** Start **

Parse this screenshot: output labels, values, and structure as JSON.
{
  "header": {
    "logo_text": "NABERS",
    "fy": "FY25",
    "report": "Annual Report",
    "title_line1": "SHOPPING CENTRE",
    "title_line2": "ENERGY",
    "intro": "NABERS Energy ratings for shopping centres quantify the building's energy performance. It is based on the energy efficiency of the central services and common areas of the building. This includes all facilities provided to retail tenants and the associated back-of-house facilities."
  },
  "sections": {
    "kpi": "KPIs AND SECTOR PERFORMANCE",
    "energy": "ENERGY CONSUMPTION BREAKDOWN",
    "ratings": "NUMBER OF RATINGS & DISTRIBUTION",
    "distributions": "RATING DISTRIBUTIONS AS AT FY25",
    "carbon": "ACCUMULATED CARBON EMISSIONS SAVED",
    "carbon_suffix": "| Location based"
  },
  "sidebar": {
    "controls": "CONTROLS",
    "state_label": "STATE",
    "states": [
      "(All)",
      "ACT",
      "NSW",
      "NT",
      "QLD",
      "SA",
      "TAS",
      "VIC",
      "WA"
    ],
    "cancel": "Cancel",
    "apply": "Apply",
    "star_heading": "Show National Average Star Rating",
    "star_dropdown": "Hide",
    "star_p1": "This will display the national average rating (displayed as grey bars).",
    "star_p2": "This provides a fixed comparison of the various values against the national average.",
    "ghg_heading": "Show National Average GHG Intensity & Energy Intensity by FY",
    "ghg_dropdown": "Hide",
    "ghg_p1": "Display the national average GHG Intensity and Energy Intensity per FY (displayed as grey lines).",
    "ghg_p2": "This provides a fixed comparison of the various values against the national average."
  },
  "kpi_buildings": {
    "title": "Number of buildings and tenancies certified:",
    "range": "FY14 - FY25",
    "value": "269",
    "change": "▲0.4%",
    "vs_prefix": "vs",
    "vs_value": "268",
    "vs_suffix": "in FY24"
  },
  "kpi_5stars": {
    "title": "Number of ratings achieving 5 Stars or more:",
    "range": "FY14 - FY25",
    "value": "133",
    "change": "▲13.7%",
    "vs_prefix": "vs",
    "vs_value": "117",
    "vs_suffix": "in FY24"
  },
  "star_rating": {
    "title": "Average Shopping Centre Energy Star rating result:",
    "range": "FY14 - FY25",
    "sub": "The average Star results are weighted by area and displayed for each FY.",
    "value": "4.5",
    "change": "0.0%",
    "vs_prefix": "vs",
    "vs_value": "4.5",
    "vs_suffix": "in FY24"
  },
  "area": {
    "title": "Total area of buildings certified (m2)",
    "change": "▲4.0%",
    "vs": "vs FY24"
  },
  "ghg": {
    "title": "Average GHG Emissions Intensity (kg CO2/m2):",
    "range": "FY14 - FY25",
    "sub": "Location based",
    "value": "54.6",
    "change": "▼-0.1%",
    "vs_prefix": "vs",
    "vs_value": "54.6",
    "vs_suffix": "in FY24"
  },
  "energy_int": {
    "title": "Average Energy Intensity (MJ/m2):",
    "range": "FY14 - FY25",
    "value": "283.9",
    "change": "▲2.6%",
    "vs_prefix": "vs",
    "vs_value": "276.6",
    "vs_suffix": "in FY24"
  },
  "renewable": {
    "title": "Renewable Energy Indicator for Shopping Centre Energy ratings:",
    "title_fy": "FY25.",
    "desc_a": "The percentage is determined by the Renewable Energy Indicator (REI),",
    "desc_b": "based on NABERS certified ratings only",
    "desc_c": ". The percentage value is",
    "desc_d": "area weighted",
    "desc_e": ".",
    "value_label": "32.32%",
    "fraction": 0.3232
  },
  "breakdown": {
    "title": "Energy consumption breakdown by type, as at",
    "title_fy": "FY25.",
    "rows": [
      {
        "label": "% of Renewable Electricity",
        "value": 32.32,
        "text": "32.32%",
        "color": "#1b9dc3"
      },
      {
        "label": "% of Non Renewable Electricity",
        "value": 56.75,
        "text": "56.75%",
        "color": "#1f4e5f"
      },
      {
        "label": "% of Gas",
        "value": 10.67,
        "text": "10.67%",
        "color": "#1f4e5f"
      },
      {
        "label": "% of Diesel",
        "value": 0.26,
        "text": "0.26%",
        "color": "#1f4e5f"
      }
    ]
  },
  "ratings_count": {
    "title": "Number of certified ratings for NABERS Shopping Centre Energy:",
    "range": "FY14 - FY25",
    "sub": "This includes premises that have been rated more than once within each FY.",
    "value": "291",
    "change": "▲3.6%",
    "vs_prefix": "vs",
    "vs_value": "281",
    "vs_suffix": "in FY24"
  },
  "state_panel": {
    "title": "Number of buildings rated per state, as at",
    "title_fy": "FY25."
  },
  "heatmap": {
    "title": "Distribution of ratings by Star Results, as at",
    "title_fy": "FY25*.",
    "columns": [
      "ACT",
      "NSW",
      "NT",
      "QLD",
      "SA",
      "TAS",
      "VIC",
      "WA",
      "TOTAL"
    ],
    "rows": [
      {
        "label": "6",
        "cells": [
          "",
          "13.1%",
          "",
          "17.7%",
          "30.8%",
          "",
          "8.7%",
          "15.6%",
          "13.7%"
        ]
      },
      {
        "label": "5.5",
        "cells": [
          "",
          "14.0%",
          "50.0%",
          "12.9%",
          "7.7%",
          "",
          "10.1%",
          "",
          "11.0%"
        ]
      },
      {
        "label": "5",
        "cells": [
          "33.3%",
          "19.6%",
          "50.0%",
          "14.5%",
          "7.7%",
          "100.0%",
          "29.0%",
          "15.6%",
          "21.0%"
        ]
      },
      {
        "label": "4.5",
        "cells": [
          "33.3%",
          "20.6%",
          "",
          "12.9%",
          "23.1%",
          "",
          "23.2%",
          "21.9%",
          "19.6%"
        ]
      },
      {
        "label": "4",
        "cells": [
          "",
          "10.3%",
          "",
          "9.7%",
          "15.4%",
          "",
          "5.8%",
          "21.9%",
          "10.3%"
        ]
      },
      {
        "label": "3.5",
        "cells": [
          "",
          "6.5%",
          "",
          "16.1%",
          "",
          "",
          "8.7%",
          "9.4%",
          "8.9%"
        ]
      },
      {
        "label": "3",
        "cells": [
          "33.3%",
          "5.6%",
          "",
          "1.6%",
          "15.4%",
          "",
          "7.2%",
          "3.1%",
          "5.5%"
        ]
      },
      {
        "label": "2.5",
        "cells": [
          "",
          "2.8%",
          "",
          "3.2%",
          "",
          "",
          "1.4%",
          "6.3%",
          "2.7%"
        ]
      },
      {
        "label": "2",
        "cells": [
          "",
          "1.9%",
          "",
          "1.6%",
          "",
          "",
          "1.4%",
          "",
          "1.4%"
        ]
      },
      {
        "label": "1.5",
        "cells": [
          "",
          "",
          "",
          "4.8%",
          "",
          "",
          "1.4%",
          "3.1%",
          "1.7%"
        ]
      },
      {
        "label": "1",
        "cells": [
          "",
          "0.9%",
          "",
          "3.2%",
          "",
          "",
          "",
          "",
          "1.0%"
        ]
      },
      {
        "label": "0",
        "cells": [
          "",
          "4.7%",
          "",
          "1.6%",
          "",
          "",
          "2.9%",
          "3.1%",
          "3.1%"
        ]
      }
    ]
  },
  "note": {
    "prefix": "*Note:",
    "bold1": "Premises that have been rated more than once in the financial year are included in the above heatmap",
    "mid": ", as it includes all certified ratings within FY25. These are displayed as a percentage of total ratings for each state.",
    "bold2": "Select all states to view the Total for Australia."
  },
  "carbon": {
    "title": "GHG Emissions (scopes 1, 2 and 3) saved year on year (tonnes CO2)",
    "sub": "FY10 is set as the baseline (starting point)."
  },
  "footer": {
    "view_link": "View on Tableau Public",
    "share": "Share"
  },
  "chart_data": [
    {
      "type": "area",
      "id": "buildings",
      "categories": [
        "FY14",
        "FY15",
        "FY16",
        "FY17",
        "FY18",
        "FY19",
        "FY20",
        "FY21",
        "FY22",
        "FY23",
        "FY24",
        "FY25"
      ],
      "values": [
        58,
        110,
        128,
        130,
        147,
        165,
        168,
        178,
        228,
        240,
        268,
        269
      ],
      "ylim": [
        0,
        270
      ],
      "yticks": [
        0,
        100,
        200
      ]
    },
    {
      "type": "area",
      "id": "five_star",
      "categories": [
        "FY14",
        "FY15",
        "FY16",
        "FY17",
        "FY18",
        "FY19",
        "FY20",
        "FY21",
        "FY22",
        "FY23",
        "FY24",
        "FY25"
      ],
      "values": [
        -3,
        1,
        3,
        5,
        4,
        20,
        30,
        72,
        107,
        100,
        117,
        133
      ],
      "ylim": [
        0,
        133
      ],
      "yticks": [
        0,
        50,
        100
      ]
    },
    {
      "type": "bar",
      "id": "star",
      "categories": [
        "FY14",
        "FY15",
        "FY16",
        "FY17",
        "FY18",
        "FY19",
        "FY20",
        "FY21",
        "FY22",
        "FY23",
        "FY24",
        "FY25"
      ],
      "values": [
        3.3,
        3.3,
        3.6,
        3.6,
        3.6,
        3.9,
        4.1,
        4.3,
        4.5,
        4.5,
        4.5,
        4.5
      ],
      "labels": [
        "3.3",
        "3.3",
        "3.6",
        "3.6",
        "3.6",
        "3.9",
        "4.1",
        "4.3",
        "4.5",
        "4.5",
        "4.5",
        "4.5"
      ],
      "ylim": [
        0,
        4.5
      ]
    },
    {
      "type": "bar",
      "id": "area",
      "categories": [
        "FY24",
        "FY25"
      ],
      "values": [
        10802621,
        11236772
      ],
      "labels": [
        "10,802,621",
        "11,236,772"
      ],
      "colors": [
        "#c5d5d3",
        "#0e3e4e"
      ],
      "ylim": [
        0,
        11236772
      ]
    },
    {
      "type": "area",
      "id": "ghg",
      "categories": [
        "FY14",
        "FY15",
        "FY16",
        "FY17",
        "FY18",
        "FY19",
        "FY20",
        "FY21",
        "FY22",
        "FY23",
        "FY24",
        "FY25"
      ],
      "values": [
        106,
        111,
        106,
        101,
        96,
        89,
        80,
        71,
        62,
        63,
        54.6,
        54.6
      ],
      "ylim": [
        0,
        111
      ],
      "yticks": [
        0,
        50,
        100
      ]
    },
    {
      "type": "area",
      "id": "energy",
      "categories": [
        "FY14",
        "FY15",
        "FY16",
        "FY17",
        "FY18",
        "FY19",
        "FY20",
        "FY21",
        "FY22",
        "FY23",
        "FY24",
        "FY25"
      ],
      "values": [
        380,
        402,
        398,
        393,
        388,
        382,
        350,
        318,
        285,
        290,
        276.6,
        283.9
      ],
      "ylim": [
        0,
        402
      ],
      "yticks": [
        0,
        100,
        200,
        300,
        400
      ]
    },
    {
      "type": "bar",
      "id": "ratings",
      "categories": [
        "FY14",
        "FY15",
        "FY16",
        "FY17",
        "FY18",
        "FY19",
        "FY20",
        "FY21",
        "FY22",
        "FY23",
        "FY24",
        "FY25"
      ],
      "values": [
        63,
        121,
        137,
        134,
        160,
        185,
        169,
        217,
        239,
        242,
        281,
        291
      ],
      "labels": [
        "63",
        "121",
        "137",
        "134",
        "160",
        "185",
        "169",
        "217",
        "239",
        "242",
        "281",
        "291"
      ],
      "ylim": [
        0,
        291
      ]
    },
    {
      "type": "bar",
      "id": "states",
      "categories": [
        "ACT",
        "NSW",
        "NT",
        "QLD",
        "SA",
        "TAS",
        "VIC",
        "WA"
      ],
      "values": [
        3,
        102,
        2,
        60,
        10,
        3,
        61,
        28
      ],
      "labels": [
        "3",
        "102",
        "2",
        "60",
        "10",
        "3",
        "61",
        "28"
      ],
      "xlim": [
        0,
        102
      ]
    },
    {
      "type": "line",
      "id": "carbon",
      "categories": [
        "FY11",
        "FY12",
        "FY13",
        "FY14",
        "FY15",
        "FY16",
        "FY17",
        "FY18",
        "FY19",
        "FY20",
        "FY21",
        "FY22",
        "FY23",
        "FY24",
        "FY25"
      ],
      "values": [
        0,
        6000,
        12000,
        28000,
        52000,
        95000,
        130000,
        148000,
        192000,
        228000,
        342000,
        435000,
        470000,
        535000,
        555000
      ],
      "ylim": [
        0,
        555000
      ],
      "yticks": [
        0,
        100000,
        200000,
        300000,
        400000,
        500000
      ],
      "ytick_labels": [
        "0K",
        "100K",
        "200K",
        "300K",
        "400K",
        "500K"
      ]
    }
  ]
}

** End **

What you will do:
Whenever "have" turns up in a line, pick that line out.

Problem solution:
    "sub": "This includes premises that have been rated more than once within each FY.",
    "bold1": "Premises that have been rated more than once in the financial year are included in the above heatmap",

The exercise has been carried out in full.